Which lines include the word "Cartagena"? Copy each of them.

··· Data lines

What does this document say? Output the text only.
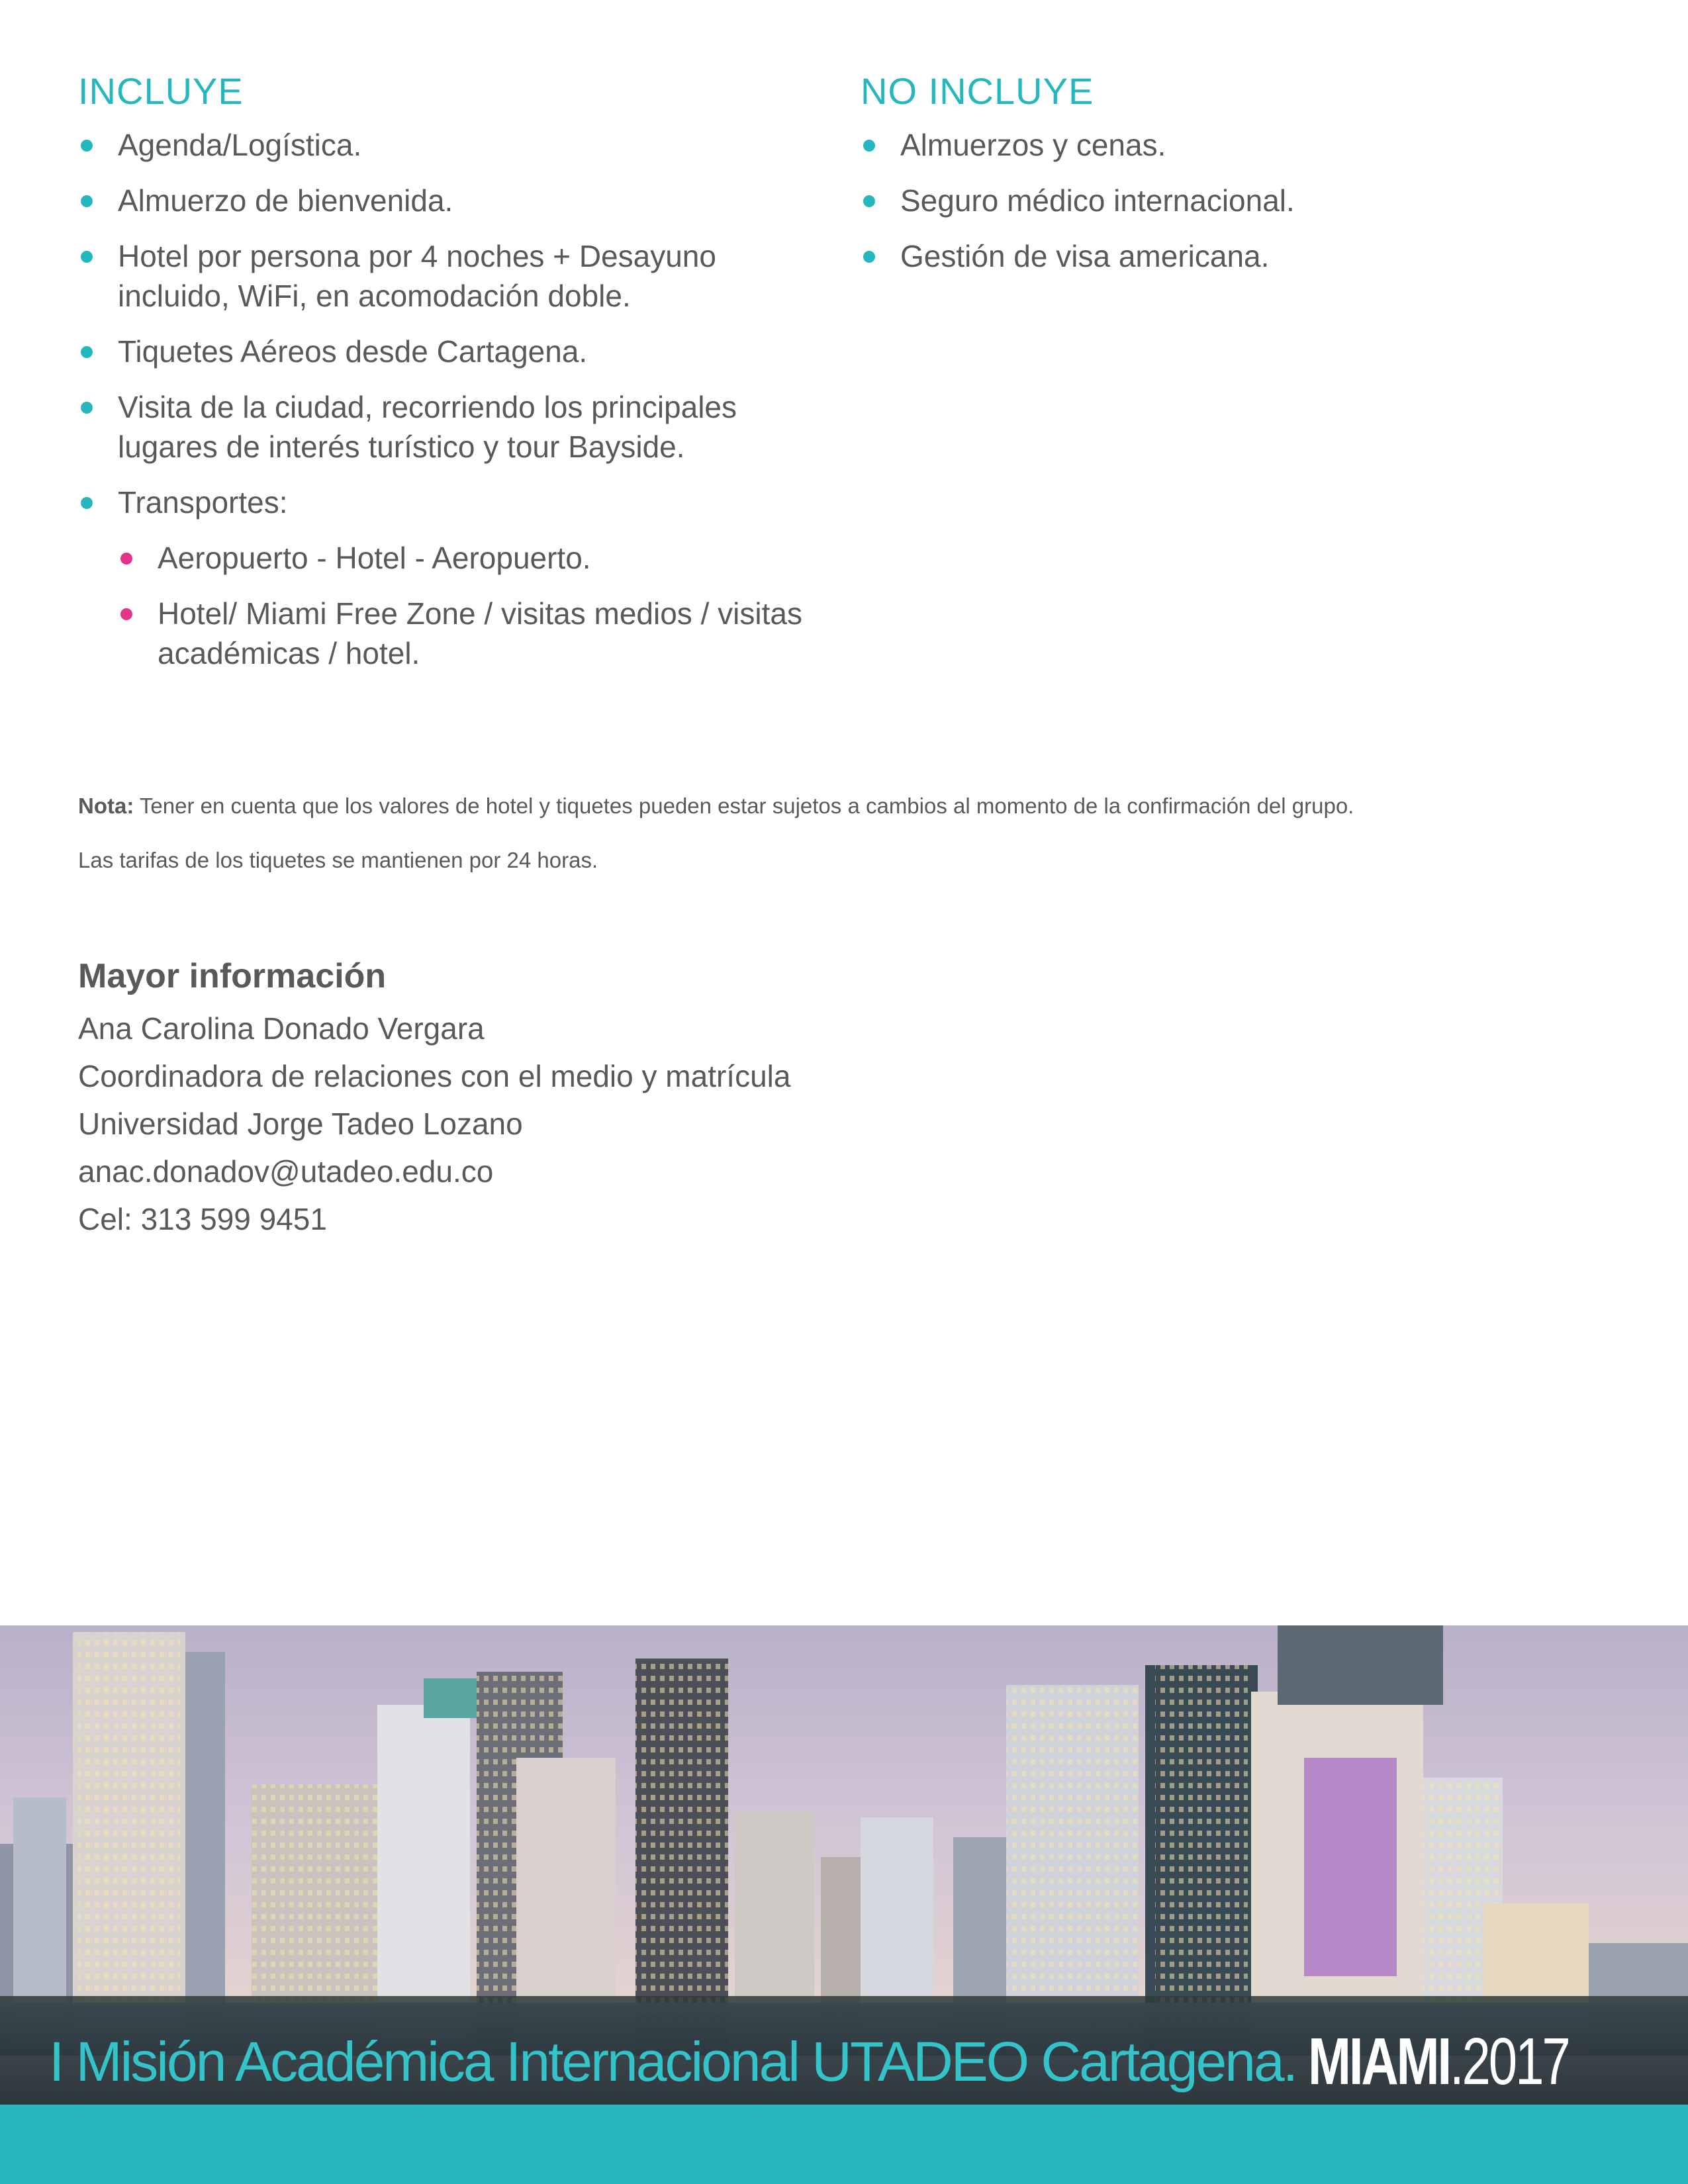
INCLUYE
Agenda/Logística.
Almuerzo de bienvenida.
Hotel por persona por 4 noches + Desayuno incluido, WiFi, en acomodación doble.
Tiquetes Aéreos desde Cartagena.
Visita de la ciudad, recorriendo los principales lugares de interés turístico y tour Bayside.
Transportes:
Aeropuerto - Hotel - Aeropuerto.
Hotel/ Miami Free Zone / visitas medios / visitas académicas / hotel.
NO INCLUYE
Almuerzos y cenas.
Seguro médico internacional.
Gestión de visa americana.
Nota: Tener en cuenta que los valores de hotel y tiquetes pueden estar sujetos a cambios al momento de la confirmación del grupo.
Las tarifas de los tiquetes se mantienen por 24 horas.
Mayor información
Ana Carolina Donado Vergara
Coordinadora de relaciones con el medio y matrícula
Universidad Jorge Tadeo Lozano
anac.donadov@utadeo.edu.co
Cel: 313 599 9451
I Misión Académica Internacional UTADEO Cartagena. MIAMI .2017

······
··· Data lines

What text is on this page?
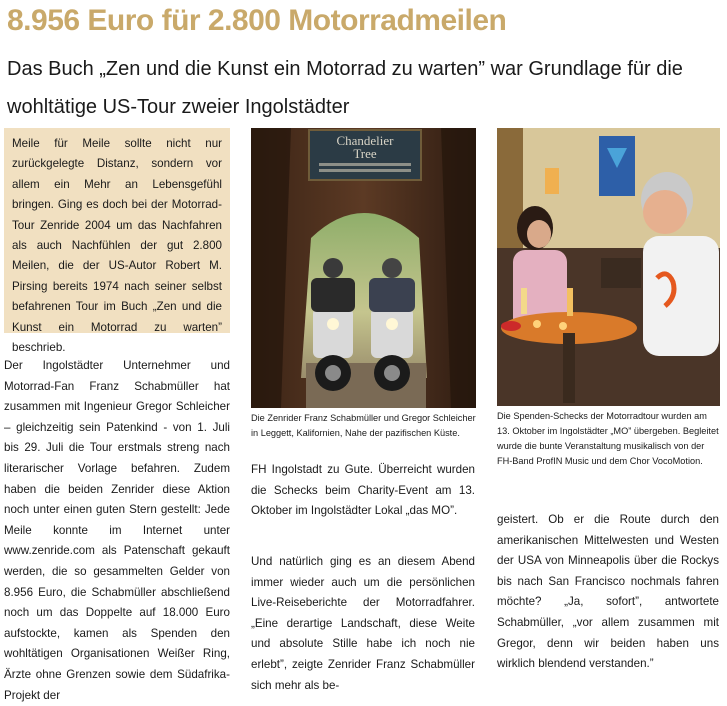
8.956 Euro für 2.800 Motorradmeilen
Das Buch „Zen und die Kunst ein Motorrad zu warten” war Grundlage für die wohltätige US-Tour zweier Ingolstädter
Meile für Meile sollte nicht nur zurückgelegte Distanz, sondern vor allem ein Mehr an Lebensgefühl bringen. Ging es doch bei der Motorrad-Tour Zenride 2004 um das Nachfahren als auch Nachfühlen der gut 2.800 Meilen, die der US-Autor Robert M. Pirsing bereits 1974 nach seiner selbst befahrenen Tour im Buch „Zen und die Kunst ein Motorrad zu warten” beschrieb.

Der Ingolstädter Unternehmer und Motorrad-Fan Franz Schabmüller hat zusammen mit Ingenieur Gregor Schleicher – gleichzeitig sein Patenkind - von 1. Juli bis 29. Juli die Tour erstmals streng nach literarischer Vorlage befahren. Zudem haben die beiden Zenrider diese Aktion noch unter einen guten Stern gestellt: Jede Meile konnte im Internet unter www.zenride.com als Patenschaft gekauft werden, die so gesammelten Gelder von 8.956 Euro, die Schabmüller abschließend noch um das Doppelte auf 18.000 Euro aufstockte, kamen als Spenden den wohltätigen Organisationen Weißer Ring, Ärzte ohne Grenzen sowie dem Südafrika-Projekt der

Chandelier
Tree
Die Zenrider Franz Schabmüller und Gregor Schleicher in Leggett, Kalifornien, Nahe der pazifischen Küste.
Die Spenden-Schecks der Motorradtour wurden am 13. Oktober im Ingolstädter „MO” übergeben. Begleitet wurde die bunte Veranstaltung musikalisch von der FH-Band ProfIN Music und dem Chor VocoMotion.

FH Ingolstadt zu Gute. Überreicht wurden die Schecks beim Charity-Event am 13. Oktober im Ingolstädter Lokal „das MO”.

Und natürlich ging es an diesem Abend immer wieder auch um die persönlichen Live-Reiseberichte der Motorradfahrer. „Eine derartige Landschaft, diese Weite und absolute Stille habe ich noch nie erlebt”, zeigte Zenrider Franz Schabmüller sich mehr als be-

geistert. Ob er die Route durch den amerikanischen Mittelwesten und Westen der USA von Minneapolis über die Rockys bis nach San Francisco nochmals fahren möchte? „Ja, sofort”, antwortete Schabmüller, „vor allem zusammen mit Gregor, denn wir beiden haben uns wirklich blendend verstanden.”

······

== Exercise result ==
Tiquetes Aéreos desde Cartagena.
I Misión Académica Internacional UTADEO Cartagena. MIAMI .2017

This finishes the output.